_The exercise_:
Output all the entries word for word. Omit the pictures.

Begin

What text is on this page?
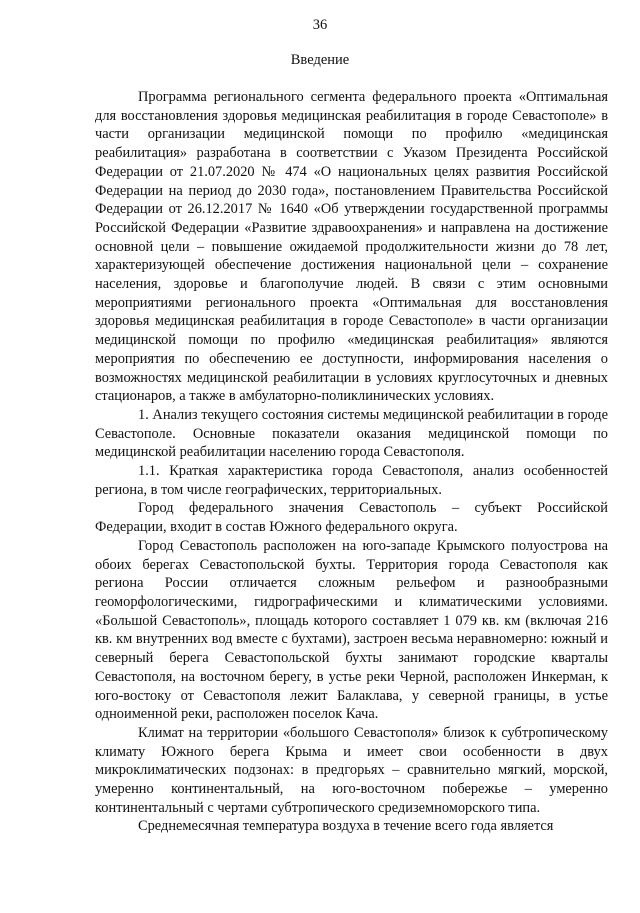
36
Введение

Программа регионального сегмента федерального проекта «Оптимальная для восстановления здоровья медицинская реабилитация в городе Севастополе» в части организации медицинской помощи по профилю «медицинская реабилитация» разработана в соответствии с Указом Президента Российской Федерации от 21.07.2020 № 474 «О национальных целях развития Российской Федерации на период до 2030 года», постановлением Правительства Российской Федерации от 26.12.2017 № 1640 «Об утверждении государственной программы Российской Федерации «Развитие здравоохранения» и направлена на достижение основной цели – повышение ожидаемой продолжительности жизни до 78 лет, характеризующей обеспечение достижения национальной цели – сохранение населения, здоровье и благополучие людей. В связи с этим основными мероприятиями регионального проекта «Оптимальная для восстановления здоровья медицинская реабилитация в городе Севастополе» в части организации медицинской помощи по профилю «медицинская реабилитация» являются мероприятия по обеспечению ее доступности, информирования населения о возможностях медицинской реабилитации в условиях круглосуточных и дневных стационаров, а также в амбулаторно-поликлинических условиях.

1. Анализ текущего состояния системы медицинской реабилитации в городе Севастополе. Основные показатели оказания медицинской помощи по медицинской реабилитации населению города Севастополя.

1.1. Краткая характеристика города Севастополя, анализ особенностей региона, в том числе географических, территориальных.

Город федерального значения Севастополь – субъект Российской Федерации, входит в состав Южного федерального округа.

Город Севастополь расположен на юго-западе Крымского полуострова на обоих берегах Севастопольской бухты. Территория города Севастополя как региона России отличается сложным рельефом и разнообразными геоморфологическими, гидрографическими и климатическими условиями. «Большой Севастополь», площадь которого составляет 1 079 кв. км (включая 216 кв. км внутренних вод вместе с бухтами), застроен весьма неравномерно: южный и северный берега Севастопольской бухты занимают городские кварталы Севастополя, на восточном берегу, в устье реки Черной, расположен Инкерман, к юго-востоку от Севастополя лежит Балаклава, у северной границы, в устье одноименной реки, расположен поселок Кача.

Климат на территории «большого Севастополя» близок к субтропическому климату Южного берега Крыма и имеет свои особенности в двух микроклиматических подзонах: в предгорьях – сравнительно мягкий, морской, умеренно континентальный, на юго-восточном побережье – умеренно континентальный с чертами субтропического средиземноморского типа.

Среднемесячная температура воздуха в течение всего года является
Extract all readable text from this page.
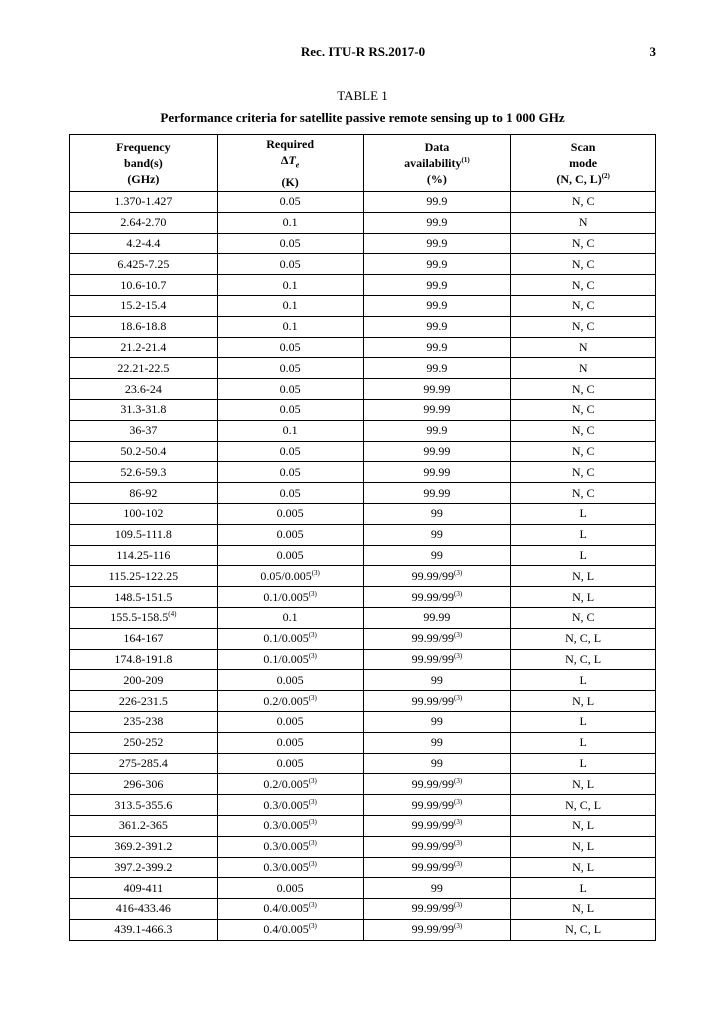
Rec. ITU-R RS.2017-0	3
TABLE 1
Performance criteria for satellite passive remote sensing up to 1 000 GHz
Frequency
band(s)
(GHz)	Required
$\Delta T_e$
(K)	Data
availability$^{(1)}$
(%)	Scan
mode
(N, C, L)$^{(2)}$
1.370-1.427	0.05	99.9	N, C
2.64-2.70	0.1	99.9	N
4.2-4.4	0.05	99.9	N, C
6.425-7.25	0.05	99.9	N, C
10.6-10.7	0.1	99.9	N, C
15.2-15.4	0.1	99.9	N, C
18.6-18.8	0.1	99.9	N, C
21.2-21.4	0.05	99.9	N
22.21-22.5	0.05	99.9	N
23.6-24	0.05	99.99	N, C
31.3-31.8	0.05	99.99	N, C
36-37	0.1	99.9	N, C
50.2-50.4	0.05	99.99	N, C
52.6-59.3	0.05	99.99	N, C
86-92	0.05	99.99	N, C
100-102	0.005	99	L
109.5-111.8	0.005	99	L
114.25-116	0.005	99	L
115.25-122.25	0.05/0.005$^{(3)}$	99.99/99$^{(3)}$	N, L
148.5-151.5	0.1/0.005$^{(3)}$	99.99/99$^{(3)}$	N, L
155.5-158.5$^{(4)}$	0.1	99.99	N, C
164-167	0.1/0.005$^{(3)}$	99.99/99$^{(3)}$	N, C, L
174.8-191.8	0.1/0.005$^{(3)}$	99.99/99$^{(3)}$	N, C, L
200-209	0.005	99	L
226-231.5	0.2/0.005$^{(3)}$	99.99/99$^{(3)}$	N, L
235-238	0.005	99	L
250-252	0.005	99	L
275-285.4	0.005	99	L
296-306	0.2/0.005$^{(3)}$	99.99/99$^{(3)}$	N, L
313.5-355.6	0.3/0.005$^{(3)}$	99.99/99$^{(3)}$	N, C, L
361.2-365	0.3/0.005$^{(3)}$	99.99/99$^{(3)}$	N, L
369.2-391.2	0.3/0.005$^{(3)}$	99.99/99$^{(3)}$	N, L
397.2-399.2	0.3/0.005$^{(3)}$	99.99/99$^{(3)}$	N, L
409-411	0.005	99	L
416-433.46	0.4/0.005$^{(3)}$	99.99/99$^{(3)}$	N, L
439.1-466.3	0.4/0.005$^{(3)}$	99.99/99$^{(3)}$	N, C, L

End

_Answer to the problem_:
What text is on this page?
36
Введение

Программа регионального сегмента федерального проекта «Оптимальная для восстановления здоровья медицинская реабилитация в городе Севастополе» в части организации медицинской помощи по профилю «медицинская реабилитация» разработана в соответствии с Указом Президента Российской Федерации от 21.07.2020 № 474 «О национальных целях развития Российской Федерации на период до 2030 года», постановлением Правительства Российской Федерации от 26.12.2017 № 1640 «Об утверждении государственной программы Российской Федерации «Развитие здравоохранения» и направлена на достижение основной цели – повышение ожидаемой продолжительности жизни до 78 лет, характеризующей обеспечение достижения национальной цели – сохранение населения, здоровье и благополучие людей. В связи с этим основными мероприятиями регионального проекта «Оптимальная для восстановления здоровья медицинская реабилитация в городе Севастополе» в части организации медицинской помощи по профилю «медицинская реабилитация» являются мероприятия по обеспечению ее доступности, информирования населения о возможностях медицинской реабилитации в условиях круглосуточных и дневных стационаров, а также в амбулаторно-поликлинических условиях.

1. Анализ текущего состояния системы медицинской реабилитации в городе Севастополе. Основные показатели оказания медицинской помощи по медицинской реабилитации населению города Севастополя.

1.1. Краткая характеристика города Севастополя, анализ особенностей региона, в том числе географических, территориальных.

Город федерального значения Севастополь – субъект Российской Федерации, входит в состав Южного федерального округа.

Город Севастополь расположен на юго-западе Крымского полуострова на обоих берегах Севастопольской бухты. Территория города Севастополя как региона России отличается сложным рельефом и разнообразными геоморфологическими, гидрографическими и климатическими условиями. «Большой Севастополь», площадь которого составляет 1 079 кв. км (включая 216 кв. км внутренних вод вместе с бухтами), застроен весьма неравномерно: южный и северный берега Севастопольской бухты занимают городские кварталы Севастополя, на восточном берегу, в устье реки Черной, расположен Инкерман, к юго-востоку от Севастополя лежит Балаклава, у северной границы, в устье одноименной реки, расположен поселок Кача.

Климат на территории «большого Севастополя» близок к субтропическому климату Южного берега Крыма и имеет свои особенности в двух микроклиматических подзонах: в предгорьях – сравнительно мягкий, морской, умеренно континентальный, на юго-восточном побережье – умеренно континентальный с чертами субтропического средиземноморского типа.

Среднемесячная температура воздуха в течение всего года является
Extract all readable text from this page.
Rec. ITU-R RS.2017-0	3
TABLE 1
Performance criteria for satellite passive remote sensing up to 1 000 GHz
Frequency
band(s)
(GHz)	Required
$\Delta T_e$
(K)	Data
availability$^{(1)}$
(%)	Scan
mode
(N, C, L)$^{(2)}$
1.370-1.427	0.05	99.9	N, C
2.64-2.70	0.1	99.9	N
4.2-4.4	0.05	99.9	N, C
6.425-7.25	0.05	99.9	N, C
10.6-10.7	0.1	99.9	N, C
15.2-15.4	0.1	99.9	N, C
18.6-18.8	0.1	99.9	N, C
21.2-21.4	0.05	99.9	N
22.21-22.5	0.05	99.9	N
23.6-24	0.05	99.99	N, C
31.3-31.8	0.05	99.99	N, C
36-37	0.1	99.9	N, C
50.2-50.4	0.05	99.99	N, C
52.6-59.3	0.05	99.99	N, C
86-92	0.05	99.99	N, C
100-102	0.005	99	L
109.5-111.8	0.005	99	L
114.25-116	0.005	99	L
115.25-122.25	0.05/0.005$^{(3)}$	99.99/99$^{(3)}$	N, L
148.5-151.5	0.1/0.005$^{(3)}$	99.99/99$^{(3)}$	N, L
155.5-158.5$^{(4)}$	0.1	99.99	N, C
164-167	0.1/0.005$^{(3)}$	99.99/99$^{(3)}$	N, C, L
174.8-191.8	0.1/0.005$^{(3)}$	99.99/99$^{(3)}$	N, C, L
200-209	0.005	99	L
226-231.5	0.2/0.005$^{(3)}$	99.99/99$^{(3)}$	N, L
235-238	0.005	99	L
250-252	0.005	99	L
275-285.4	0.005	99	L
296-306	0.2/0.005$^{(3)}$	99.99/99$^{(3)}$	N, L
313.5-355.6	0.3/0.005$^{(3)}$	99.99/99$^{(3)}$	N, C, L
361.2-365	0.3/0.005$^{(3)}$	99.99/99$^{(3)}$	N, L
369.2-391.2	0.3/0.005$^{(3)}$	99.99/99$^{(3)}$	N, L
397.2-399.2	0.3/0.005$^{(3)}$	99.99/99$^{(3)}$	N, L
409-411	0.005	99	L
416-433.46	0.4/0.005$^{(3)}$	99.99/99$^{(3)}$	N, L
439.1-466.3	0.4/0.005$^{(3)}$	99.99/99$^{(3)}$	N, C, L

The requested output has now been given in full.